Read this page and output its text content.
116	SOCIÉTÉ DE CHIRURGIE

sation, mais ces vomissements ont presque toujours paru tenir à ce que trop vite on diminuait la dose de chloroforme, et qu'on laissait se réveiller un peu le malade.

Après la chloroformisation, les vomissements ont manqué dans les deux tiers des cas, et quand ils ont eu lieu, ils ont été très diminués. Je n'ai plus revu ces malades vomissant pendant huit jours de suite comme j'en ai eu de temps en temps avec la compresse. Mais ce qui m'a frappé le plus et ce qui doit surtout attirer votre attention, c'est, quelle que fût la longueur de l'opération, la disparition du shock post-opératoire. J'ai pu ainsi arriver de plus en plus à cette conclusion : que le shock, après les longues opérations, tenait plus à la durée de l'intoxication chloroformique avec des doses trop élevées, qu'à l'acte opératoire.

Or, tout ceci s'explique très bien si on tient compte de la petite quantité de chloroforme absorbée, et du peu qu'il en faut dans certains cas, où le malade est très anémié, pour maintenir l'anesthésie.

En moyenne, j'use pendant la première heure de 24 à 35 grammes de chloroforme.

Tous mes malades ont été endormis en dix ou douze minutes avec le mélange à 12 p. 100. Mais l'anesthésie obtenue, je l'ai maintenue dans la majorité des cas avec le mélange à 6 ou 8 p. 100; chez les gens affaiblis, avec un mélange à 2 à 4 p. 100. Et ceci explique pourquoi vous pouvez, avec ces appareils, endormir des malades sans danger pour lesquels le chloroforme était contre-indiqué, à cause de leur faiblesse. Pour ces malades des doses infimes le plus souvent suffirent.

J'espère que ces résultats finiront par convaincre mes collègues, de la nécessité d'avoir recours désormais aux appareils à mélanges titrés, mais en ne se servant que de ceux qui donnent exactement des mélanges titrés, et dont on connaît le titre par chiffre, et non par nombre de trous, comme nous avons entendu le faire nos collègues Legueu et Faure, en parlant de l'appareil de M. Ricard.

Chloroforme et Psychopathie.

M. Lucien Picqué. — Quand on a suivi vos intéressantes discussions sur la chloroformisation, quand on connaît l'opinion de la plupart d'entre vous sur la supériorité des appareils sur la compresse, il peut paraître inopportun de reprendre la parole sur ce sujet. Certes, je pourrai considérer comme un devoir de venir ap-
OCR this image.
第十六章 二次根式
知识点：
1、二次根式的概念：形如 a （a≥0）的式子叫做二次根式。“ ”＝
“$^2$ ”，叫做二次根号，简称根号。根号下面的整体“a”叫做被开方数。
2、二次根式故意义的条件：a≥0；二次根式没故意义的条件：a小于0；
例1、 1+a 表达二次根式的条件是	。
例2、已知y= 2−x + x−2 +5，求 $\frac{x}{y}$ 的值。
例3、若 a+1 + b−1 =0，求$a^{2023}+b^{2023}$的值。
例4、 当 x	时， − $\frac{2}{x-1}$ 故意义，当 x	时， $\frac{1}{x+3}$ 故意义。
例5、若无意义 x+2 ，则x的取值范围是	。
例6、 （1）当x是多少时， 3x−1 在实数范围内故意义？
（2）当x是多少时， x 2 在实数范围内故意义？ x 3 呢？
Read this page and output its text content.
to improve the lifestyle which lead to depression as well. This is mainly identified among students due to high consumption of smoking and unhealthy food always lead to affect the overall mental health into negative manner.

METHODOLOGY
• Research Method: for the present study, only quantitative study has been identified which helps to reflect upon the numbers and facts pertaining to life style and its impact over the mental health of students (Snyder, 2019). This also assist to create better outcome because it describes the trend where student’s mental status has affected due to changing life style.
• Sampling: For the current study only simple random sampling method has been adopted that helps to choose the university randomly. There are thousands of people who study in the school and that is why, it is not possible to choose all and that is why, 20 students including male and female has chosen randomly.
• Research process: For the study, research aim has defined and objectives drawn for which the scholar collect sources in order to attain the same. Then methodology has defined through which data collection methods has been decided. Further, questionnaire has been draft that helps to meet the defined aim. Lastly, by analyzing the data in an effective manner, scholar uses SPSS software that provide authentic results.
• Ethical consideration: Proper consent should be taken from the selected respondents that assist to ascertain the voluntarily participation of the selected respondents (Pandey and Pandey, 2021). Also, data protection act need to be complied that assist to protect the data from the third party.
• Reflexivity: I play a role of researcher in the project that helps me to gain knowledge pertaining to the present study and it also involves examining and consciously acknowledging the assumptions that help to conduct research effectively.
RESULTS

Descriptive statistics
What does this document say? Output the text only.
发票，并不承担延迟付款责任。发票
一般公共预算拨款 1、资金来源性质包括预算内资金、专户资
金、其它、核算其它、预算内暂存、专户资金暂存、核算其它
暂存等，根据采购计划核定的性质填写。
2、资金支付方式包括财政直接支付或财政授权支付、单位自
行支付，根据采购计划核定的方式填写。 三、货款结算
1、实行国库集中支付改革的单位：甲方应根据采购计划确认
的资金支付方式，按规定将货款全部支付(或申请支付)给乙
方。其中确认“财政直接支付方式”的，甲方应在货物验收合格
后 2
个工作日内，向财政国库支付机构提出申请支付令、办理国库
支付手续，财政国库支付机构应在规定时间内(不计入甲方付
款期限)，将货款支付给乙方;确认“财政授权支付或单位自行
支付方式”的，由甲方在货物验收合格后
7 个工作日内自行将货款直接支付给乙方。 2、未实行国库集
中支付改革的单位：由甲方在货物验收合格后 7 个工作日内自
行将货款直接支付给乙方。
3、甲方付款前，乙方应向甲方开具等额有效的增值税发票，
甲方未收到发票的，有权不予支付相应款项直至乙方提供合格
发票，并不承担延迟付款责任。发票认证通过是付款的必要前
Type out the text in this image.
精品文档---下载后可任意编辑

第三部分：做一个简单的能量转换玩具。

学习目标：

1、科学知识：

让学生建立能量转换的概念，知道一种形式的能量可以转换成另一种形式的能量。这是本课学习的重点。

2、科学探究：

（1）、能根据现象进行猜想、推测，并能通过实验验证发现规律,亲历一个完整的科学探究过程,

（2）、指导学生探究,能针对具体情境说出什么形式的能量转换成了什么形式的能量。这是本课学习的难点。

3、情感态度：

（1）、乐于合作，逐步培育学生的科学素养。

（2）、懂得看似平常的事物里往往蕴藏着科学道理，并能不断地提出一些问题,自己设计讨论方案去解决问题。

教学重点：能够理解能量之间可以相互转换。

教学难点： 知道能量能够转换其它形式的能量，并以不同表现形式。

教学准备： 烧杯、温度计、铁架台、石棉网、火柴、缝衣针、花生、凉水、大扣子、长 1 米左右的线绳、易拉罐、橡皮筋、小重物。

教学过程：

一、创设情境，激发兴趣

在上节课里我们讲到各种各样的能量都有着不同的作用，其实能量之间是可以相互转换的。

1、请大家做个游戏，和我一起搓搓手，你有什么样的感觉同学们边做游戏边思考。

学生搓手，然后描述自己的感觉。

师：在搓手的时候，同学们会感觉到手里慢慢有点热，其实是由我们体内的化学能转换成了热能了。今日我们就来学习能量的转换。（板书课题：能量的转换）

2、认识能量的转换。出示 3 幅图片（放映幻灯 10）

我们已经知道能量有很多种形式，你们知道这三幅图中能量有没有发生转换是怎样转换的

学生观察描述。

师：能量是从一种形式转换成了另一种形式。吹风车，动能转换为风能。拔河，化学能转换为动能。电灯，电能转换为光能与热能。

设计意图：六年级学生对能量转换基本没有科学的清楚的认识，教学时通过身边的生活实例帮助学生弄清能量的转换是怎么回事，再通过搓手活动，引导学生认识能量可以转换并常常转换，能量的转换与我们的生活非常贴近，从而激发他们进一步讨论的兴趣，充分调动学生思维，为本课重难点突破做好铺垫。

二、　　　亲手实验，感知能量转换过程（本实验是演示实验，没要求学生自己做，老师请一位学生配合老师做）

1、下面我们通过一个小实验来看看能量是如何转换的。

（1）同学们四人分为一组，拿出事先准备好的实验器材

------------------------

> Written exercise
Look through the material above. Copy each line where the word "frac" appears.

> The response
例2、已知y= 2−x + x−2 +5，求 $\frac{x}{y}$ 的值。
例4、 当 x	时， − $\frac{2}{x-1}$ 故意义，当 x	时， $\frac{1}{x+3}$ 故意义。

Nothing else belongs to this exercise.